TASK TO CARRY OUT: Filter the records below down to lines containing "marker".
■ ■ ■ ■ ■
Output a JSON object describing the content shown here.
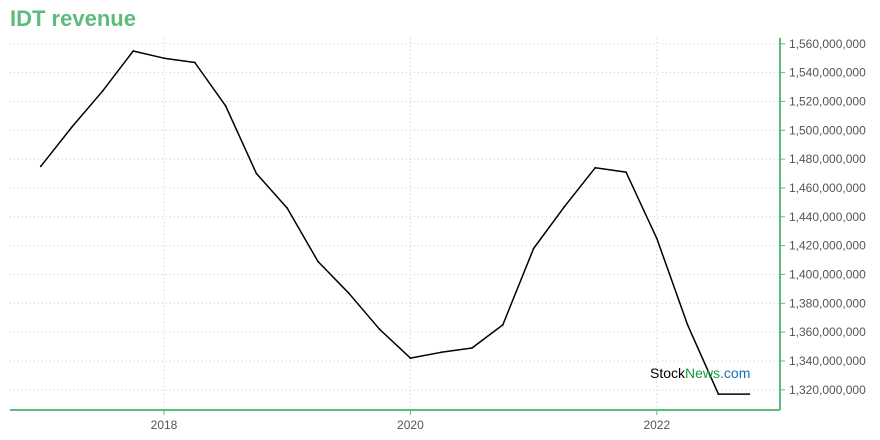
{
  "colors": {
    "accent": "#5dbb7c",
    "line": "#000000",
    "grid": "#a9d8c8"
  },
  "watermark": {
    "part1": "Stock",
    "part2": "News",
    "part3": ".com"
  },
  "chart_data": {
    "type": "line",
    "title": "IDT revenue",
    "xlabel": "",
    "ylabel": "",
    "x_ticks": [
      2018,
      2020,
      2022
    ],
    "y_ticks": [
      1320000000,
      1340000000,
      1360000000,
      1380000000,
      1400000000,
      1420000000,
      1440000000,
      1460000000,
      1480000000,
      1500000000,
      1520000000,
      1540000000,
      1560000000
    ],
    "y_tick_labels": [
      "1,320,000,000",
      "1,340,000,000",
      "1,360,000,000",
      "1,380,000,000",
      "1,400,000,000",
      "1,420,000,000",
      "1,440,000,000",
      "1,460,000,000",
      "1,480,000,000",
      "1,500,000,000",
      "1,520,000,000",
      "1,540,000,000",
      "1,560,000,000"
    ],
    "xlim": [
      2016.75,
      2023.0
    ],
    "ylim": [
      1306000000,
      1564000000
    ],
    "grid": true,
    "axis_side": "right",
    "series": [
      {
        "x": [
          2017.0,
          2017.25,
          2017.5,
          2017.75,
          2018.0,
          2018.25,
          2018.5,
          2018.75,
          2019.0,
          2019.25,
          2019.5,
          2019.75,
          2020.0,
          2020.25,
          2020.5,
          2020.75,
          2021.0,
          2021.25,
          2021.5,
          2021.75,
          2022.0,
          2022.25,
          2022.5,
          2022.75
        ],
        "y": [
          1475000000,
          1502000000,
          1527000000,
          1555000000,
          1550000000,
          1547000000,
          1517000000,
          1470000000,
          1446000000,
          1409000000,
          1387000000,
          1362000000,
          1342000000,
          1346000000,
          1349000000,
          1365000000,
          1418000000,
          1447000000,
          1474000000,
          1471000000,
          1425000000,
          1365000000,
          1317000000,
          1317000000
        ]
      }
    ]
  }
}
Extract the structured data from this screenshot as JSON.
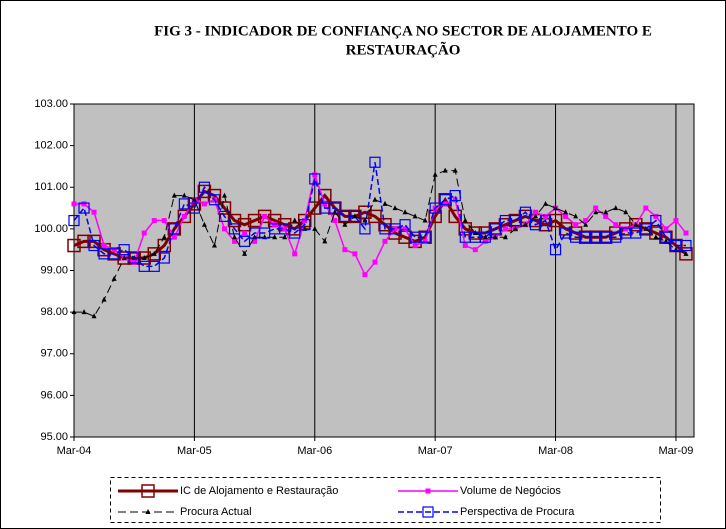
{
  "chart_data": {
    "type": "line",
    "title": [
      "FIG 3 - INDICADOR DE CONFIANÇA NO SECTOR DE ALOJAMENTO E",
      "RESTAURAÇÃO"
    ],
    "categories": [
      "Mar-04",
      null,
      null,
      null,
      null,
      null,
      null,
      null,
      null,
      null,
      null,
      null,
      "Mar-05",
      null,
      null,
      null,
      null,
      null,
      null,
      null,
      null,
      null,
      null,
      null,
      "Mar-06",
      null,
      null,
      null,
      null,
      null,
      null,
      null,
      null,
      null,
      null,
      null,
      "Mar-07",
      null,
      null,
      null,
      null,
      null,
      null,
      null,
      null,
      null,
      null,
      null,
      "Mar-08",
      null,
      null,
      null,
      null,
      null,
      null,
      null,
      null,
      null,
      null,
      null,
      "Mar-09",
      null
    ],
    "ylim": [
      95,
      103
    ],
    "yticks": [
      {
        "value": 95,
        "label": "95.00"
      },
      {
        "value": 96,
        "label": "96.00"
      },
      {
        "value": 97,
        "label": "97.00"
      },
      {
        "value": 98,
        "label": "98.00"
      },
      {
        "value": 99,
        "label": "99.00"
      },
      {
        "value": 100,
        "label": "100.00"
      },
      {
        "value": 101,
        "label": "101.00"
      },
      {
        "value": 102,
        "label": "102.00"
      },
      {
        "value": 103,
        "label": "103.00"
      }
    ],
    "plot_background": "#c0c0c0",
    "year_lines": true,
    "series": [
      {
        "name": "IC de Alojamento e Restauração",
        "color": "#800000",
        "width": 3,
        "dash": "none",
        "marker": "big-square",
        "values": [
          99.6,
          99.7,
          99.7,
          99.5,
          99.4,
          99.3,
          99.3,
          99.3,
          99.4,
          99.6,
          100.0,
          100.3,
          100.6,
          100.9,
          100.8,
          100.5,
          100.2,
          100.1,
          100.2,
          100.3,
          100.2,
          100.1,
          100.0,
          100.2,
          100.5,
          100.8,
          100.5,
          100.3,
          100.3,
          100.4,
          100.3,
          100.1,
          99.9,
          99.8,
          99.7,
          99.8,
          100.3,
          100.7,
          100.3,
          100.0,
          99.9,
          99.9,
          100.0,
          100.1,
          100.2,
          100.3,
          100.2,
          100.1,
          100.2,
          100.0,
          99.9,
          99.8,
          99.8,
          99.8,
          99.9,
          100.0,
          100.1,
          100.0,
          99.9,
          99.8,
          99.6,
          99.4
        ]
      },
      {
        "name": "Volume de Negócios",
        "color": "#ff00ff",
        "width": 1.5,
        "dash": "none",
        "marker": "small-square",
        "values": [
          100.6,
          100.6,
          100.4,
          99.6,
          99.5,
          99.3,
          99.2,
          99.9,
          100.2,
          100.2,
          99.8,
          100.3,
          100.7,
          100.6,
          100.7,
          100.0,
          99.7,
          99.9,
          99.7,
          100.3,
          100.1,
          100.0,
          99.4,
          100.2,
          101.3,
          100.6,
          100.2,
          99.5,
          99.4,
          98.9,
          99.2,
          99.7,
          100.0,
          100.0,
          99.6,
          99.7,
          100.5,
          100.6,
          100.7,
          99.6,
          99.5,
          99.7,
          99.8,
          100.0,
          100.0,
          100.1,
          100.4,
          100.3,
          100.5,
          100.3,
          100.1,
          100.2,
          100.5,
          100.3,
          100.1,
          100.0,
          100.1,
          100.5,
          100.3,
          100.0,
          100.2,
          99.9
        ]
      },
      {
        "name": "Procura Actual",
        "color": "#000000",
        "width": 1,
        "dash": "8,4",
        "marker": "triangle",
        "values": [
          98.0,
          98.0,
          97.9,
          98.3,
          98.8,
          99.3,
          99.3,
          99.3,
          99.4,
          99.8,
          100.8,
          100.8,
          100.7,
          100.1,
          99.6,
          100.8,
          99.8,
          99.4,
          99.8,
          99.8,
          99.8,
          99.8,
          100.2,
          100.0,
          100.0,
          99.7,
          100.4,
          100.1,
          100.3,
          100.2,
          100.7,
          100.6,
          100.5,
          100.4,
          100.3,
          100.2,
          101.3,
          101.4,
          101.4,
          100.2,
          99.9,
          99.8,
          99.8,
          99.8,
          100.0,
          100.1,
          100.3,
          100.6,
          100.5,
          100.4,
          100.3,
          100.1,
          100.4,
          100.4,
          100.5,
          100.4,
          100.1,
          100.0,
          99.8,
          99.7,
          99.5,
          99.4
        ]
      },
      {
        "name": "Perspectiva de Procura",
        "color": "#0000ff",
        "width": 1.5,
        "dash": "6,3",
        "marker": "open-square",
        "values": [
          100.2,
          100.5,
          99.6,
          99.4,
          99.4,
          99.5,
          99.3,
          99.1,
          99.1,
          99.3,
          100.0,
          100.6,
          100.5,
          101.0,
          100.7,
          100.3,
          100.0,
          99.7,
          99.9,
          99.9,
          100.0,
          100.0,
          99.9,
          100.1,
          101.2,
          100.5,
          100.5,
          100.3,
          100.3,
          100.0,
          101.6,
          100.0,
          100.0,
          100.1,
          99.8,
          99.8,
          100.5,
          100.7,
          100.8,
          99.8,
          99.8,
          99.8,
          100.0,
          100.2,
          100.2,
          100.4,
          100.1,
          100.2,
          99.5,
          99.9,
          99.8,
          99.8,
          99.8,
          99.8,
          99.8,
          99.9,
          99.9,
          100.0,
          100.2,
          99.8,
          99.6,
          99.6
        ]
      }
    ]
  }
}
■ ■ ■ ■ ■
TASK SOLUTION:
        "marker": "big-square",
        "marker": "small-square",
        "marker": "triangle",
        "marker": "open-square",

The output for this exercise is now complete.